(Stored data entries)
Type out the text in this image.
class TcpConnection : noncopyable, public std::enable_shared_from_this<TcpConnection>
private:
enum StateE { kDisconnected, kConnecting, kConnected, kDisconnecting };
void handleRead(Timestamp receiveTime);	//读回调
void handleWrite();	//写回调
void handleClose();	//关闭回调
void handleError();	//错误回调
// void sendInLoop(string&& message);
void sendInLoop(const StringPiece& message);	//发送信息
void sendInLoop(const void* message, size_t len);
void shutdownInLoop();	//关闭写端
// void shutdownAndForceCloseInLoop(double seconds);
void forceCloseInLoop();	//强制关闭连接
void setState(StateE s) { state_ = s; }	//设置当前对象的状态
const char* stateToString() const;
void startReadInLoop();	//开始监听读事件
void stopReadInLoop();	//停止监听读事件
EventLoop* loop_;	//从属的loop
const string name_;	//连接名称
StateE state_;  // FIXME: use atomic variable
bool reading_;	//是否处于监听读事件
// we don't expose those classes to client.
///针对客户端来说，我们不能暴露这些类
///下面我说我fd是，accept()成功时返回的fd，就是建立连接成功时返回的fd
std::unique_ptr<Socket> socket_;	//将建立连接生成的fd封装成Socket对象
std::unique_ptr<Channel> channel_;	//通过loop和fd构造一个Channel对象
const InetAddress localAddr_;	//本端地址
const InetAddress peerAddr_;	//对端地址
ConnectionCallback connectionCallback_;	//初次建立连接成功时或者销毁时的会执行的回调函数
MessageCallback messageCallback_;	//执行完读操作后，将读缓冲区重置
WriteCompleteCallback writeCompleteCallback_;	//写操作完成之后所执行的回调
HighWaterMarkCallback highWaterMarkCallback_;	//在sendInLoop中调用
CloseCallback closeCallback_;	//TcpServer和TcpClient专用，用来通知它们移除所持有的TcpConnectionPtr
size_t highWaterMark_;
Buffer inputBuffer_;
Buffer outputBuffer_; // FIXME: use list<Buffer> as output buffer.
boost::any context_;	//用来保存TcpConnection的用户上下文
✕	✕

**AIM OF THE EXERCISE:** From the records above, extract every entry verbatim.

**RESULT OF THE EXERCISE:**
Type out the text in this image.
class TcpConnection : noncopyable, public std::enable_shared_from_this<TcpConnection>
private:
enum StateE { kDisconnected, kConnecting, kConnected, kDisconnecting };
void handleRead(Timestamp receiveTime);	//读回调
void handleWrite();	//写回调
void handleClose();	//关闭回调
void handleError();	//错误回调
// void sendInLoop(string&& message);
void sendInLoop(const StringPiece& message);	//发送信息
void sendInLoop(const void* message, size_t len);
void shutdownInLoop();	//关闭写端
// void shutdownAndForceCloseInLoop(double seconds);
void forceCloseInLoop();	//强制关闭连接
void setState(StateE s) { state_ = s; }	//设置当前对象的状态
const char* stateToString() const;
void startReadInLoop();	//开始监听读事件
void stopReadInLoop();	//停止监听读事件
EventLoop* loop_;	//从属的loop
const string name_;	//连接名称
StateE state_;  // FIXME: use atomic variable
bool reading_;	//是否处于监听读事件
// we don't expose those classes to client.
///针对客户端来说，我们不能暴露这些类
///下面我说我fd是，accept()成功时返回的fd，就是建立连接成功时返回的fd
std::unique_ptr<Socket> socket_;	//将建立连接生成的fd封装成Socket对象
std::unique_ptr<Channel> channel_;	//通过loop和fd构造一个Channel对象
const InetAddress localAddr_;	//本端地址
const InetAddress peerAddr_;	//对端地址
ConnectionCallback connectionCallback_;	//初次建立连接成功时或者销毁时的会执行的回调函数
MessageCallback messageCallback_;	//执行完读操作后，将读缓冲区重置
WriteCompleteCallback writeCompleteCallback_;	//写操作完成之后所执行的回调
HighWaterMarkCallback highWaterMarkCallback_;	//在sendInLoop中调用
CloseCallback closeCallback_;	//TcpServer和TcpClient专用，用来通知它们移除所持有的TcpConnectionPtr
size_t highWaterMark_;
Buffer inputBuffer_;
Buffer outputBuffer_; // FIXME: use list<Buffer> as output buffer.
boost::any context_;	//用来保存TcpConnection的用户上下文
✕	✕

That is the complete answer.